--- START Data to use ---
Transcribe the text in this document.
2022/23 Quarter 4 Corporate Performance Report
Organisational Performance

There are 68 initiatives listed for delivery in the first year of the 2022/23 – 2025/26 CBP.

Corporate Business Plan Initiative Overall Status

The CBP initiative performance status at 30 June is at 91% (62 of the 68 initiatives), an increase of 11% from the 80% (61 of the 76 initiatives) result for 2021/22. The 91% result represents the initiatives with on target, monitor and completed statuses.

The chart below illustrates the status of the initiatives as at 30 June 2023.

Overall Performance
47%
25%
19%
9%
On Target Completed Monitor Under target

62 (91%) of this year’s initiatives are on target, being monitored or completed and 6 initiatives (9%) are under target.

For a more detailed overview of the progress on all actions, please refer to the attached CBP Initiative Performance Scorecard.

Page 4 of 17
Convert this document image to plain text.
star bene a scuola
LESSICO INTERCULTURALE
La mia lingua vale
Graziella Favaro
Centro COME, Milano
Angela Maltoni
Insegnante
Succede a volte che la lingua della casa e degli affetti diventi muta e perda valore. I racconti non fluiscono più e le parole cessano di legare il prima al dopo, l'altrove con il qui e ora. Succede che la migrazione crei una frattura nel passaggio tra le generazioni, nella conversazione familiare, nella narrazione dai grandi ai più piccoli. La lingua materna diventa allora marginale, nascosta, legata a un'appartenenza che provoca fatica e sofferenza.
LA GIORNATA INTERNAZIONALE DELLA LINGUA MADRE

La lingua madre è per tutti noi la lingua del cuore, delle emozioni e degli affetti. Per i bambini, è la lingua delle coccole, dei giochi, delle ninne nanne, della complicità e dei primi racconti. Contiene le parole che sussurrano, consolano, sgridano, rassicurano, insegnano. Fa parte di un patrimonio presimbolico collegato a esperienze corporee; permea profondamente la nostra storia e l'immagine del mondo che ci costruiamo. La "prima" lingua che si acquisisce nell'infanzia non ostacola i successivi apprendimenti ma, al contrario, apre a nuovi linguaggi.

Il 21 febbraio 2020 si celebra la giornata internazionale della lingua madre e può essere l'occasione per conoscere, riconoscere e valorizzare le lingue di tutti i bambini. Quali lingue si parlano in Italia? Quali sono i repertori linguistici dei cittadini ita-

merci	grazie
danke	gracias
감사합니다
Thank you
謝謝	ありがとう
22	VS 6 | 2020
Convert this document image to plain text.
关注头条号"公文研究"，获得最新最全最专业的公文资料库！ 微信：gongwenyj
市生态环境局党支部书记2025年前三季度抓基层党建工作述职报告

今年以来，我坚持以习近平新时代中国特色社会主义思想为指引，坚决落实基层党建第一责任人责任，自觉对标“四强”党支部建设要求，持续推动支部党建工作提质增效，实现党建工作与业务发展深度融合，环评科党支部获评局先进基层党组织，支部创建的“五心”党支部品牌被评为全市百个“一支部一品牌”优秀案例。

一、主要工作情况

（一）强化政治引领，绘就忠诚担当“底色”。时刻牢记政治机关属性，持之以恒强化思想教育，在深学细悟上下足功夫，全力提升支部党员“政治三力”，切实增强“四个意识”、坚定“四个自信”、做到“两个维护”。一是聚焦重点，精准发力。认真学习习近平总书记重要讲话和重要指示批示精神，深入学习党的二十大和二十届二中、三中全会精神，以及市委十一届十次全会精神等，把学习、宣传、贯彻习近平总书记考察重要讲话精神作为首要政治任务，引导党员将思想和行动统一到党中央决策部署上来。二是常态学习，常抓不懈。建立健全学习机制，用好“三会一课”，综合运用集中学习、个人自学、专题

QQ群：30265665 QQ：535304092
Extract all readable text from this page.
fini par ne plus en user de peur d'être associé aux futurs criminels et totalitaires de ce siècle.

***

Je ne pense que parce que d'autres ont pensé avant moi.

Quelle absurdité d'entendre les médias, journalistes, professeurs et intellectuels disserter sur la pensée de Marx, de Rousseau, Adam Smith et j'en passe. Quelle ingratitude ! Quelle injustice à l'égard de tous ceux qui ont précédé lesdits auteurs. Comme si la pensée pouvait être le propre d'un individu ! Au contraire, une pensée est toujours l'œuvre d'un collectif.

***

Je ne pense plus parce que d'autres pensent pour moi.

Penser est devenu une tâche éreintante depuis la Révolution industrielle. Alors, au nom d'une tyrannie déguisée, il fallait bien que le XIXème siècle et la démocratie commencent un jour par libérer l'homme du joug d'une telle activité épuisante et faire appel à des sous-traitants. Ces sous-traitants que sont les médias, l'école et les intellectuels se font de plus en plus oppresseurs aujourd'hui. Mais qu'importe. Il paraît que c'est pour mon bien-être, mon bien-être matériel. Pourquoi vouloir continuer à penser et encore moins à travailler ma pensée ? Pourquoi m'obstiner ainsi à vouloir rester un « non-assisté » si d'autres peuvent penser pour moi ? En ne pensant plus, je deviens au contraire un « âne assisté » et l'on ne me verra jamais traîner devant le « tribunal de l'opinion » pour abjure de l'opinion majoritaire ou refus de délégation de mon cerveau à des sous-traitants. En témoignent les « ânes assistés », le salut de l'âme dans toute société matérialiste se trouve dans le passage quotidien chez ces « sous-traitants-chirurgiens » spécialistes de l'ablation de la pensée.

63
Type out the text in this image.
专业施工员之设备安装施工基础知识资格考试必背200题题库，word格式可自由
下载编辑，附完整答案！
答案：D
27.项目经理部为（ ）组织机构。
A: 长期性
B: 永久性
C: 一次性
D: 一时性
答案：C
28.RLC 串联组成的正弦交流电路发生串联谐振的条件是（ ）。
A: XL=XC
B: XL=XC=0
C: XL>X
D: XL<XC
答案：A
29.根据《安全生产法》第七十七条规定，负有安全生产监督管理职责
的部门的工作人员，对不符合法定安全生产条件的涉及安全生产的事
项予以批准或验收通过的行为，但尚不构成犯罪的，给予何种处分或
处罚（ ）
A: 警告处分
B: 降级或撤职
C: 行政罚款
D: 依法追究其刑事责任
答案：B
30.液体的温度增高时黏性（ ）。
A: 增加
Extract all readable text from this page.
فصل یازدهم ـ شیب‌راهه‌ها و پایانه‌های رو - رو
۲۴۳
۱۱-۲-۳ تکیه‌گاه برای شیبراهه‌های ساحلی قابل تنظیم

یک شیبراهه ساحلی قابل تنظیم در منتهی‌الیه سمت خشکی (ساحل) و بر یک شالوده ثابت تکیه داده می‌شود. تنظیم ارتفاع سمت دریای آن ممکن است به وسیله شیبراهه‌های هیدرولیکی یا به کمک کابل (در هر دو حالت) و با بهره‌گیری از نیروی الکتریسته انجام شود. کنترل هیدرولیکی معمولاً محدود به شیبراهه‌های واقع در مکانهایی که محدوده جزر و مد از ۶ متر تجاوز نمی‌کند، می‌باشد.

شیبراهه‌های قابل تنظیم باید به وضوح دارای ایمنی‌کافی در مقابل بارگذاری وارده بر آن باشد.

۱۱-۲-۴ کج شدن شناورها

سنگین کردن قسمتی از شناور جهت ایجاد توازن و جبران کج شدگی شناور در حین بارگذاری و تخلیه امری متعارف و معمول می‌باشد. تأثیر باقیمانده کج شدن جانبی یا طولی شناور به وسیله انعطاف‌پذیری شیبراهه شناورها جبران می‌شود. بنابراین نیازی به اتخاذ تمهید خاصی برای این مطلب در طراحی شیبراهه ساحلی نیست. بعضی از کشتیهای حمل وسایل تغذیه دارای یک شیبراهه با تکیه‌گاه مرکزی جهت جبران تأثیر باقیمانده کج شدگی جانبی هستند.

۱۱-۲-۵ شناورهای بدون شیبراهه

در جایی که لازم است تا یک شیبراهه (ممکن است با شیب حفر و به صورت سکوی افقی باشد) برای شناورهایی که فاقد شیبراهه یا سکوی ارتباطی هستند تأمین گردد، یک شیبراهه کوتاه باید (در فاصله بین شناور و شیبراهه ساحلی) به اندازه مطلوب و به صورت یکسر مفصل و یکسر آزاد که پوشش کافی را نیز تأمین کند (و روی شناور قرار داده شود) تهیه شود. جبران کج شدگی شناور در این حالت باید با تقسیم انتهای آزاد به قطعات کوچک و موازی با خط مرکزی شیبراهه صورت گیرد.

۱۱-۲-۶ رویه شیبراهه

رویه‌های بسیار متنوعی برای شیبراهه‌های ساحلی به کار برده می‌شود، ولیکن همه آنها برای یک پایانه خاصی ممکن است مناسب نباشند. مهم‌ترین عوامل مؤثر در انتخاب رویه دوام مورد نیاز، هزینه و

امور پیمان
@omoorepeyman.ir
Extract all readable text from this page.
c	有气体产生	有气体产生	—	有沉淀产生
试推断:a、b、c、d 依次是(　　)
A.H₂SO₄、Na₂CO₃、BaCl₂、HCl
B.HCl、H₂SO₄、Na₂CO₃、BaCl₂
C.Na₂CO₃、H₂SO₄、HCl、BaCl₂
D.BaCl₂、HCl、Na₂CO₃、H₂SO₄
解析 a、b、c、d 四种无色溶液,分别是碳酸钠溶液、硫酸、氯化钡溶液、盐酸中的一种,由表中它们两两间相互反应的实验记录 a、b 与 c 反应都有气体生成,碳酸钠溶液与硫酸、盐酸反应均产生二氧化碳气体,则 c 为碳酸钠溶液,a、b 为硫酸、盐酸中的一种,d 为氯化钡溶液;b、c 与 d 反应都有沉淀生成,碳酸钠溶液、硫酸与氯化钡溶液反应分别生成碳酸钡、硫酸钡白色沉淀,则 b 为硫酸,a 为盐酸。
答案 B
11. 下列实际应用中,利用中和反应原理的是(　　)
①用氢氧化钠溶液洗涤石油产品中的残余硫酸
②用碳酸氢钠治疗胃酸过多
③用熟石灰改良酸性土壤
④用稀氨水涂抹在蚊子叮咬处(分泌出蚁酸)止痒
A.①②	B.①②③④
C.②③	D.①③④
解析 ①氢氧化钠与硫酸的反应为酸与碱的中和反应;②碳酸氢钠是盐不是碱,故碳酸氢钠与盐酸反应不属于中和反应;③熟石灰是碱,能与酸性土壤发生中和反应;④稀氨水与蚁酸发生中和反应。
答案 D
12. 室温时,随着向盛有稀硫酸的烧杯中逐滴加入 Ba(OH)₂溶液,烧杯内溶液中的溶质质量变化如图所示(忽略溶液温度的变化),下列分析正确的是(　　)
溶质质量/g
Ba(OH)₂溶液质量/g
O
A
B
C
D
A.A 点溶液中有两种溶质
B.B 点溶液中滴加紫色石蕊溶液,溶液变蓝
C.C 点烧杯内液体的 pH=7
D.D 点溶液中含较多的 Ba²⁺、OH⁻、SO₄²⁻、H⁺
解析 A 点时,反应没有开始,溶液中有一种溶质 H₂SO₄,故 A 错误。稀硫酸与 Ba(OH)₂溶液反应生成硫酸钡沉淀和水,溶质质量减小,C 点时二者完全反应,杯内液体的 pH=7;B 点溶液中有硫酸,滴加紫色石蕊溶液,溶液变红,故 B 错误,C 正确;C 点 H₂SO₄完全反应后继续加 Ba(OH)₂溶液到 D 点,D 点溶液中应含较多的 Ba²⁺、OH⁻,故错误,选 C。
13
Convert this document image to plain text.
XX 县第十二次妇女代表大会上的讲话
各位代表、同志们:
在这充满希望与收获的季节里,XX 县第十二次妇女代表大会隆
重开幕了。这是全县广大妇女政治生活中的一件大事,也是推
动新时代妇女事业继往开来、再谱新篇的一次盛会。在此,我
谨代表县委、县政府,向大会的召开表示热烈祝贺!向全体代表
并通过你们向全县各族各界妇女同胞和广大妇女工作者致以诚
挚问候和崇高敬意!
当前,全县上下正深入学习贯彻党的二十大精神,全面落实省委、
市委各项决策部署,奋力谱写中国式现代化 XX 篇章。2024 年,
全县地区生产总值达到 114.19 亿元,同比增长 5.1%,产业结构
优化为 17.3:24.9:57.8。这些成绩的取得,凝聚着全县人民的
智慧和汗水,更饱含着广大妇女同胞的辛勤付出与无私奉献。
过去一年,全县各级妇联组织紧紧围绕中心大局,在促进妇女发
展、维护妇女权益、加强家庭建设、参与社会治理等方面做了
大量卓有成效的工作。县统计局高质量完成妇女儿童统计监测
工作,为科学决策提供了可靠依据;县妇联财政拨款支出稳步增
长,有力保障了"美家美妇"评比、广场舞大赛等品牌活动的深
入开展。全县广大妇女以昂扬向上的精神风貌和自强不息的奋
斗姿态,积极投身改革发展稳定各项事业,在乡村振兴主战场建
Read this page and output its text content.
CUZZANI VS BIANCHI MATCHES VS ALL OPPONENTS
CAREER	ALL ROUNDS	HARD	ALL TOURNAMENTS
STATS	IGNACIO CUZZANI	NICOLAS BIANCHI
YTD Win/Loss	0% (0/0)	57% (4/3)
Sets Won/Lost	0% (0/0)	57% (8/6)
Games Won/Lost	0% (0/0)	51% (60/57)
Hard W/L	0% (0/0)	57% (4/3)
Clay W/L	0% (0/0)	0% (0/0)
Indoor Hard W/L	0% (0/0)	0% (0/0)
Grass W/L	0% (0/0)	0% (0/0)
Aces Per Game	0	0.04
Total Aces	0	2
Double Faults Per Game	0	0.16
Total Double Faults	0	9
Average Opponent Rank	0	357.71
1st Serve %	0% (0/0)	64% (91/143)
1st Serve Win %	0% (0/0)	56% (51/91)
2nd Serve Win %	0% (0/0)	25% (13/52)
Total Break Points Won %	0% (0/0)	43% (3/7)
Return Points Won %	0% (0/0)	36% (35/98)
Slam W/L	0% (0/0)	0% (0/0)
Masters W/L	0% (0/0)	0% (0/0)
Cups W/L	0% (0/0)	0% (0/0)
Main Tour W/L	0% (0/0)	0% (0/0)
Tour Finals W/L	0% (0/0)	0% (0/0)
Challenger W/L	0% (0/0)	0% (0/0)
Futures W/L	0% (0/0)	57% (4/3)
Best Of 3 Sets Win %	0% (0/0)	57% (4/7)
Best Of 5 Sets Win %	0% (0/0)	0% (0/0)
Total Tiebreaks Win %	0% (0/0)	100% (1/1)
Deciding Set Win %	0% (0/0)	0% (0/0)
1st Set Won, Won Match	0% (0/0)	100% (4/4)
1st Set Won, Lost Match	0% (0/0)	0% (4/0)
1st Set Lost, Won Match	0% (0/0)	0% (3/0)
--- END Data to use ---
▶ Goal of the exercise
In the entries above, find each line with the string "خاصی" and copy it.

▶ Finished answer
سنگین کردن قسمتی از شناور جهت ایجاد توازن و جبران کج شدگی شناور در حین بارگذاری و تخلیه امری متعارف و معمول می‌باشد. تأثیر باقیمانده کج شدن جانبی یا طولی شناور به وسیله انعطاف‌پذیری شیبراهه شناورها جبران می‌شود. بنابراین نیازی به اتخاذ تمهید خاصی برای این مطلب در طراحی شیبراهه ساحلی نیست. بعضی از کشتیهای حمل وسایل تغذیه دارای یک شیبراهه با تکیه‌گاه مرکزی جهت جبران تأثیر باقیمانده کج شدگی جانبی هستند.
رویه‌های بسیار متنوعی برای شیبراهه‌های ساحلی به کار برده می‌شود، ولیکن همه آنها برای یک پایانه خاصی ممکن است مناسب نباشند. مهم‌ترین عوامل مؤثر در انتخاب رویه دوام مورد نیاز، هزینه و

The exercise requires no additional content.